**Given problem**
Scan the entries and tally the lines that include the string "бюджета". Reply with the figure alone.

====================

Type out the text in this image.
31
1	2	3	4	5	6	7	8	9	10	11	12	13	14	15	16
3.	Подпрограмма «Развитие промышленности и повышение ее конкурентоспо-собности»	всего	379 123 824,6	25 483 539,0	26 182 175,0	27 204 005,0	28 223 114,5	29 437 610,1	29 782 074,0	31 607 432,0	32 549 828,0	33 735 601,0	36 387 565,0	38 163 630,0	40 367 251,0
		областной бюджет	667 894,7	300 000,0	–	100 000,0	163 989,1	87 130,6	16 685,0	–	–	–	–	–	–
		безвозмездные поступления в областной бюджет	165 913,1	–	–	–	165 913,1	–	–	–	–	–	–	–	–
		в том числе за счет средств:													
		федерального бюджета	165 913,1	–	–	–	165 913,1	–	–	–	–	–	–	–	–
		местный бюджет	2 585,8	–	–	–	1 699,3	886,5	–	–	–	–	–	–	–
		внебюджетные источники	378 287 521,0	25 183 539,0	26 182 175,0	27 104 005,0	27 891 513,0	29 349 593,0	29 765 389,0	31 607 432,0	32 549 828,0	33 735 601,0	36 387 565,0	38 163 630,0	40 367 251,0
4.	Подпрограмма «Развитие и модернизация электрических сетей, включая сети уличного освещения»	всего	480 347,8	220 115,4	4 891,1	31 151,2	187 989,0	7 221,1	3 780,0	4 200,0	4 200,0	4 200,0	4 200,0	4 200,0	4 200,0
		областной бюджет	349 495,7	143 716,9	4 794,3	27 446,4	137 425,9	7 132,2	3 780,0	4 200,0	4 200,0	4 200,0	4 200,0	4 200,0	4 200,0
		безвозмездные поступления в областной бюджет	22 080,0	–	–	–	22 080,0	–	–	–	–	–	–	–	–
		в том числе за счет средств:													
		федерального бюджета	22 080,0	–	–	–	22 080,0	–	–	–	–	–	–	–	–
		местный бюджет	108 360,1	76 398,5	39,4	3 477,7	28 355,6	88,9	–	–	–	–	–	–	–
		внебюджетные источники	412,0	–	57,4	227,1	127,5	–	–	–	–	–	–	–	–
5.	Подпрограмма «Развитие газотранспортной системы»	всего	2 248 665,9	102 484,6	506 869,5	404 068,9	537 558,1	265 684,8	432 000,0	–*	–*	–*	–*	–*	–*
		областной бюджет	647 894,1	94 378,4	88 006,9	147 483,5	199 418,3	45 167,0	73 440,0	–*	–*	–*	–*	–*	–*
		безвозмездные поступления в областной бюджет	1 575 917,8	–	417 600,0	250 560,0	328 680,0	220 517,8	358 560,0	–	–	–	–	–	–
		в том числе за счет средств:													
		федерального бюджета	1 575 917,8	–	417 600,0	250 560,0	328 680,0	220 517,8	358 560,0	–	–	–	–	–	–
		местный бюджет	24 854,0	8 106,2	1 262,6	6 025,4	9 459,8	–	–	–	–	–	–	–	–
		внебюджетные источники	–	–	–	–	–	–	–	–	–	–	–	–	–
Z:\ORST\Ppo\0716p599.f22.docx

====================

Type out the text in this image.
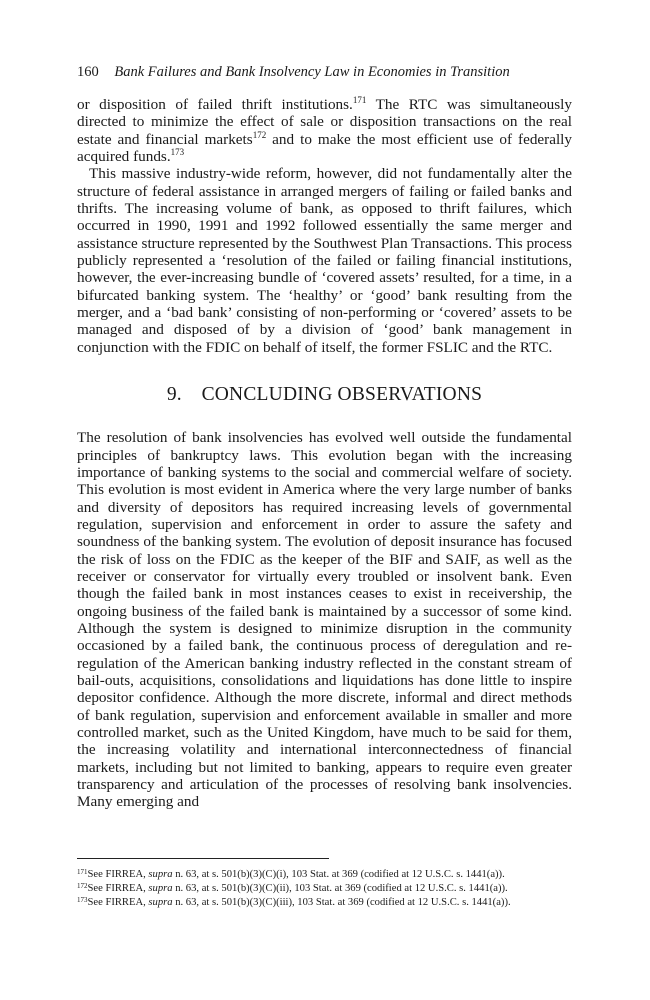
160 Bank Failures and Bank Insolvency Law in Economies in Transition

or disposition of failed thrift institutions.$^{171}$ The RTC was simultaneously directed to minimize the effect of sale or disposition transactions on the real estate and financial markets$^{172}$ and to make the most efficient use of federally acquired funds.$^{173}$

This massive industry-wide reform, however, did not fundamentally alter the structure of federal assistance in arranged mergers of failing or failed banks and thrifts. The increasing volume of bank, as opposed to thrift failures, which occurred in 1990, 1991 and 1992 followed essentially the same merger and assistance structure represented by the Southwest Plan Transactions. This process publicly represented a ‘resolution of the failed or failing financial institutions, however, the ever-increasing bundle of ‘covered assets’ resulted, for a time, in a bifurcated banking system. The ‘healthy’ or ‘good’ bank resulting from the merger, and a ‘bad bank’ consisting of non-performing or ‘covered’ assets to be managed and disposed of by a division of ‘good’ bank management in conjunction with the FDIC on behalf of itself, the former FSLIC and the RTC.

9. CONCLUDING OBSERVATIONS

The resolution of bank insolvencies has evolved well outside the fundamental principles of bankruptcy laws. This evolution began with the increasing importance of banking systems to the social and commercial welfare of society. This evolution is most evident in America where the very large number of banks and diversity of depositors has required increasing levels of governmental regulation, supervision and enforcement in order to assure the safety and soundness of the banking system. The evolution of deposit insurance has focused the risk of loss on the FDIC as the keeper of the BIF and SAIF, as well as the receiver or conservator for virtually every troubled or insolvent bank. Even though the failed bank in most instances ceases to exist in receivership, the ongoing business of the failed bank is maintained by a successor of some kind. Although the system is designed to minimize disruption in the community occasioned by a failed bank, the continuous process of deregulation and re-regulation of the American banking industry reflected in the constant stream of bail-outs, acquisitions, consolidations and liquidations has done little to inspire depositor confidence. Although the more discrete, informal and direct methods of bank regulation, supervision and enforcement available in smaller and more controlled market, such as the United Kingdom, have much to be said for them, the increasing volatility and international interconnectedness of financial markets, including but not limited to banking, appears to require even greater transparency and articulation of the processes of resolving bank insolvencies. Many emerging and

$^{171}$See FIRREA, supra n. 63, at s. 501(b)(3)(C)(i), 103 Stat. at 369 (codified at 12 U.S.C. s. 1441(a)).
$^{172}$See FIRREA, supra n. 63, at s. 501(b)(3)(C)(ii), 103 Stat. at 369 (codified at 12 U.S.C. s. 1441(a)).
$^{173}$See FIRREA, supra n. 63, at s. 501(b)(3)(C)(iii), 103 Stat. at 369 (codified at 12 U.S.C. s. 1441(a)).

====================

**Final result**
3